» Data entries:
• • •
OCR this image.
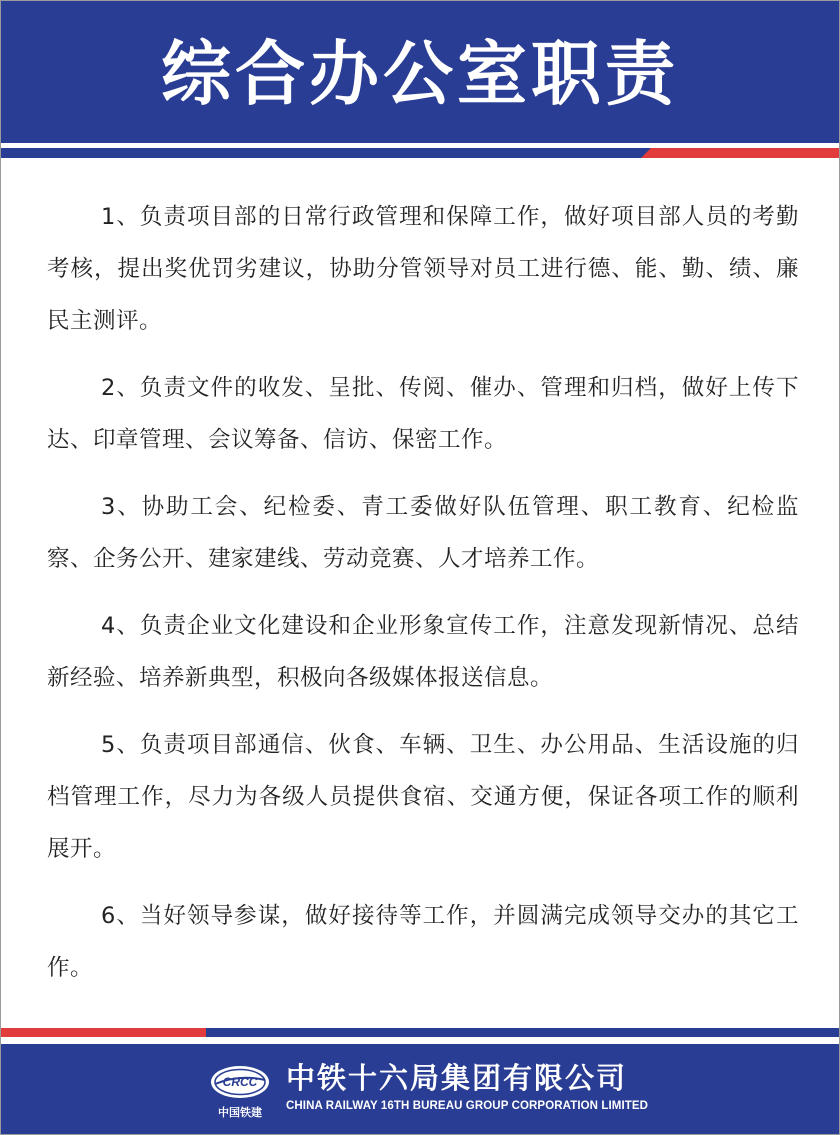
综合办公室职责

1、负责项目部的日常行政管理和保障工作，做好项目部人员的考勤考核，提出奖优罚劣建议，协助分管领导对员工进行德、能、勤、绩、廉民主测评。

2、负责文件的收发、呈批、传阅、催办、管理和归档，做好上传下达、印章管理、会议筹备、信访、保密工作。

3、协助工会、纪检委、青工委做好队伍管理、职工教育、纪检监察、企务公开、建家建线、劳动竞赛、人才培养工作。

4、负责企业文化建设和企业形象宣传工作，注意发现新情况、总结新经验、培养新典型，积极向各级媒体报送信息。

5、负责项目部通信、伙食、车辆、卫生、办公用品、生活设施的归档管理工作，尽力为各级人员提供食宿、交通方便，保证各项工作的顺利展开。

6、当好领导参谋，做好接待等工作，并圆满完成领导交办的其它工作。

CRCC
中国铁建
中铁十六局集团有限公司
CHINA RAILWAY 16TH BUREAU GROUP CORPORATION LIMITED
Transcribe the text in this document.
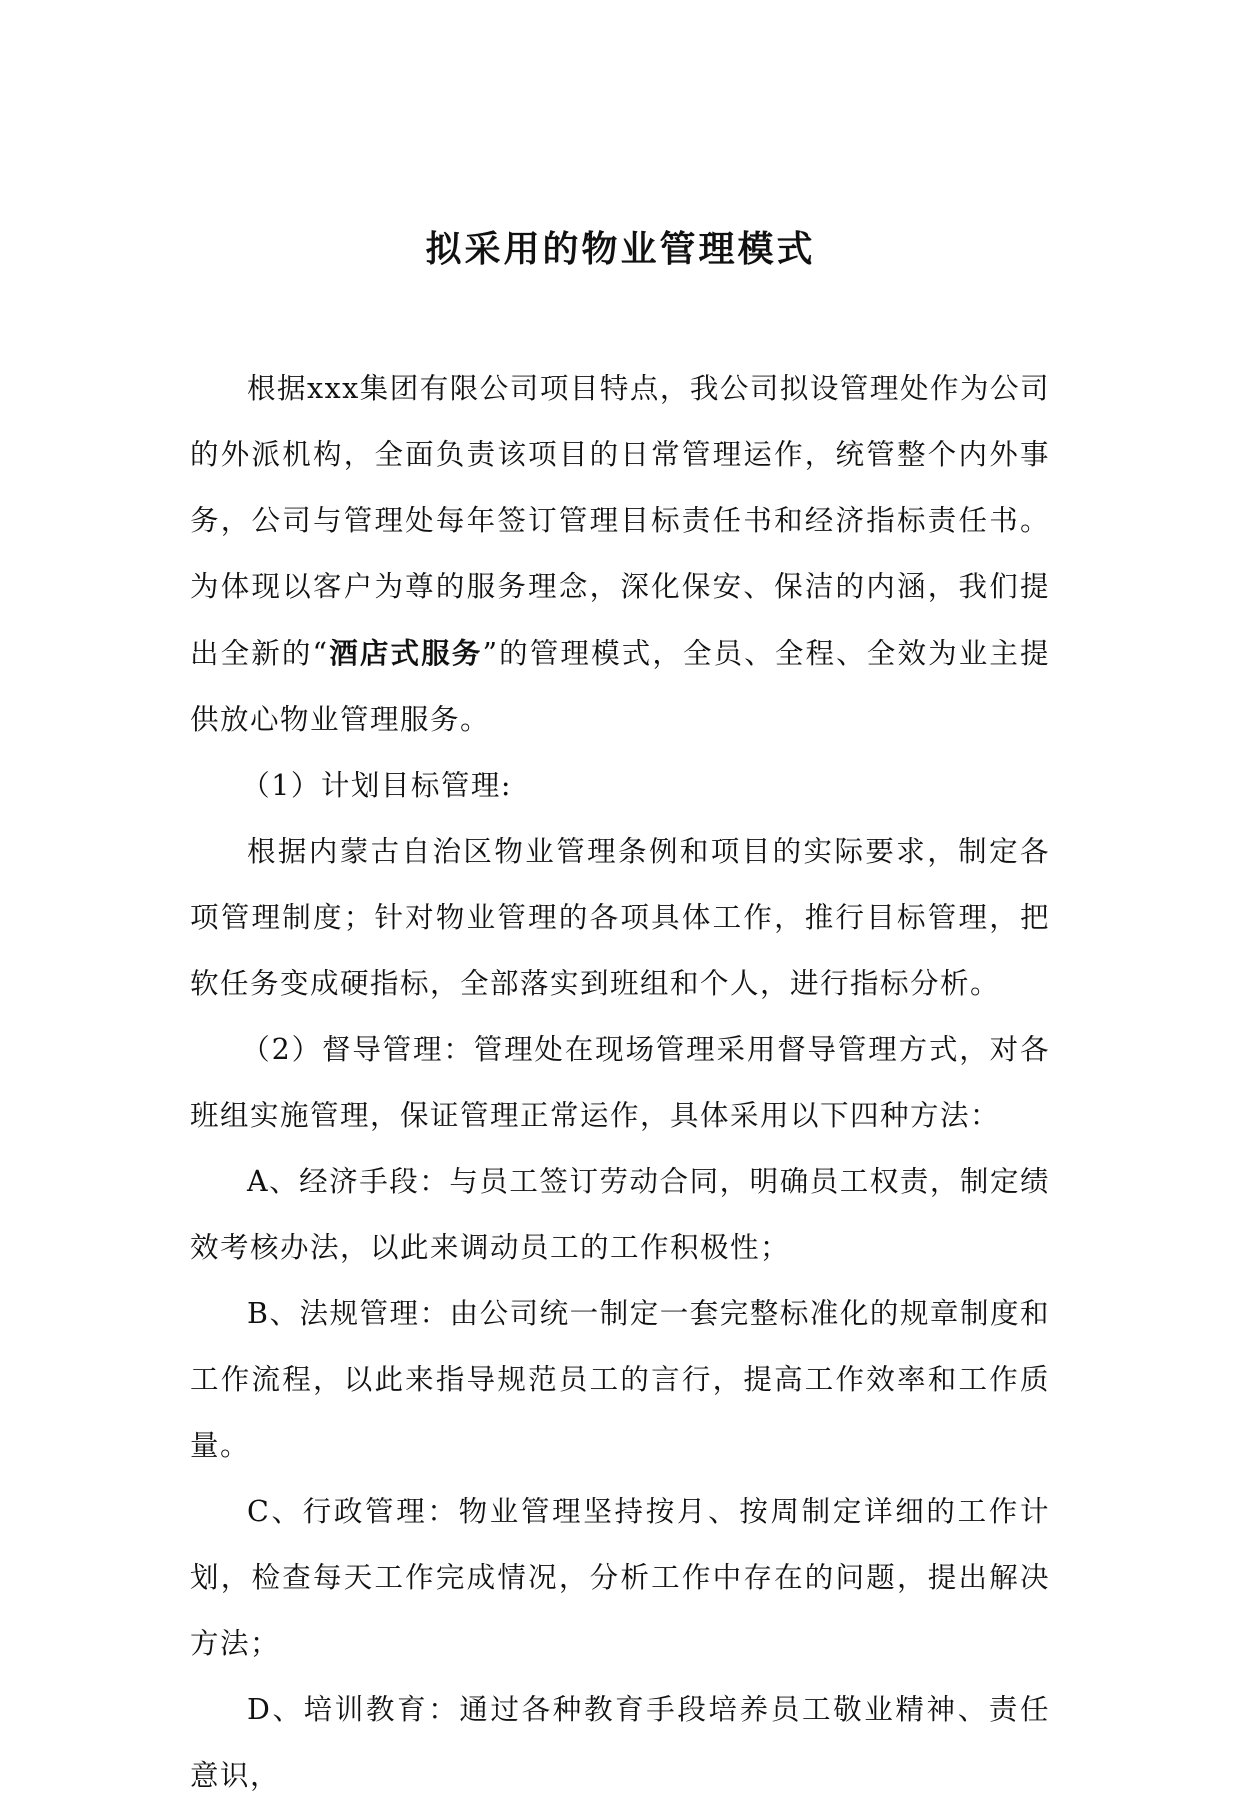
拟采用的物业管理模式

根据xxx集团有限公司项目特点，我公司拟设管理处作为公司的外派机构，全面负责该项目的日常管理运作，统管整个内外事务，公司与管理处每年签订管理目标责任书和经济指标责任书。为体现以客户为尊的服务理念，深化保安、保洁的内涵，我们提出全新的“酒店式服务”的管理模式，全员、全程、全效为业主提供放心物业管理服务。

（1）计划目标管理:

根据内蒙古自治区物业管理条例和项目的实际要求，制定各项管理制度；针对物业管理的各项具体工作，推行目标管理，把软任务变成硬指标，全部落实到班组和个人，进行指标分析。

（2）督导管理：管理处在现场管理采用督导管理方式，对各班组实施管理，保证管理正常运作，具体采用以下四种方法：

A、经济手段：与员工签订劳动合同，明确员工权责，制定绩效考核办法，以此来调动员工的工作积极性；

B、法规管理：由公司统一制定一套完整标准化的规章制度和工作流程，以此来指导规范员工的言行，提高工作效率和工作质量。

C、行政管理：物业管理坚持按月、按周制定详细的工作计划，检查每天工作完成情况，分析工作中存在的问题，提出解决方法；

D、培训教育：通过各种教育手段培养员工敬业精神、责任意识，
• • •
» Exercise: Leave out every picture and copy the rest of the records exactly.

» Reply:
OCR this image.
综合办公室职责

1、负责项目部的日常行政管理和保障工作，做好项目部人员的考勤考核，提出奖优罚劣建议，协助分管领导对员工进行德、能、勤、绩、廉民主测评。

2、负责文件的收发、呈批、传阅、催办、管理和归档，做好上传下达、印章管理、会议筹备、信访、保密工作。

3、协助工会、纪检委、青工委做好队伍管理、职工教育、纪检监察、企务公开、建家建线、劳动竞赛、人才培养工作。

4、负责企业文化建设和企业形象宣传工作，注意发现新情况、总结新经验、培养新典型，积极向各级媒体报送信息。

5、负责项目部通信、伙食、车辆、卫生、办公用品、生活设施的归档管理工作，尽力为各级人员提供食宿、交通方便，保证各项工作的顺利展开。

6、当好领导参谋，做好接待等工作，并圆满完成领导交办的其它工作。

CRCC
中国铁建
中铁十六局集团有限公司
CHINA RAILWAY 16TH BUREAU GROUP CORPORATION LIMITED
Transcribe the text in this document.
拟采用的物业管理模式

根据xxx集团有限公司项目特点，我公司拟设管理处作为公司的外派机构，全面负责该项目的日常管理运作，统管整个内外事务，公司与管理处每年签订管理目标责任书和经济指标责任书。为体现以客户为尊的服务理念，深化保安、保洁的内涵，我们提出全新的“酒店式服务”的管理模式，全员、全程、全效为业主提供放心物业管理服务。

（1）计划目标管理:

根据内蒙古自治区物业管理条例和项目的实际要求，制定各项管理制度；针对物业管理的各项具体工作，推行目标管理，把软任务变成硬指标，全部落实到班组和个人，进行指标分析。

（2）督导管理：管理处在现场管理采用督导管理方式，对各班组实施管理，保证管理正常运作，具体采用以下四种方法：

A、经济手段：与员工签订劳动合同，明确员工权责，制定绩效考核办法，以此来调动员工的工作积极性；

B、法规管理：由公司统一制定一套完整标准化的规章制度和工作流程，以此来指导规范员工的言行，提高工作效率和工作质量。

C、行政管理：物业管理坚持按月、按周制定详细的工作计划，检查每天工作完成情况，分析工作中存在的问题，提出解决方法；

D、培训教育：通过各种教育手段培养员工敬业精神、责任意识，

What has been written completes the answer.